[Extracted data entries]
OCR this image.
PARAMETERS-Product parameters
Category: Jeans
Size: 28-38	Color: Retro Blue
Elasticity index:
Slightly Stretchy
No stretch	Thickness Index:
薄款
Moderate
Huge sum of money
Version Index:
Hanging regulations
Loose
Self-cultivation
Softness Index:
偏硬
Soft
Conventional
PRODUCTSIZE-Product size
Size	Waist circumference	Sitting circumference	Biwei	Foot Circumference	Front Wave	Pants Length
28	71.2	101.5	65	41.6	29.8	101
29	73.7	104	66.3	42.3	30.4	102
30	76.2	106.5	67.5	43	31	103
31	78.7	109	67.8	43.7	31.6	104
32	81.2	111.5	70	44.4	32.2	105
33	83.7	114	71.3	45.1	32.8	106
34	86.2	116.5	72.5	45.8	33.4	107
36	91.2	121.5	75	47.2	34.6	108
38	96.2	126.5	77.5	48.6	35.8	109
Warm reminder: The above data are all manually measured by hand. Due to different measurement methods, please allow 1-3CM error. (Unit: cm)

**What you have to do**
Read the lines above. Gather those in which the string "Product" is found.

**Answer for this exercise**
PARAMETERS-Product parameters
PRODUCTSIZE-Product size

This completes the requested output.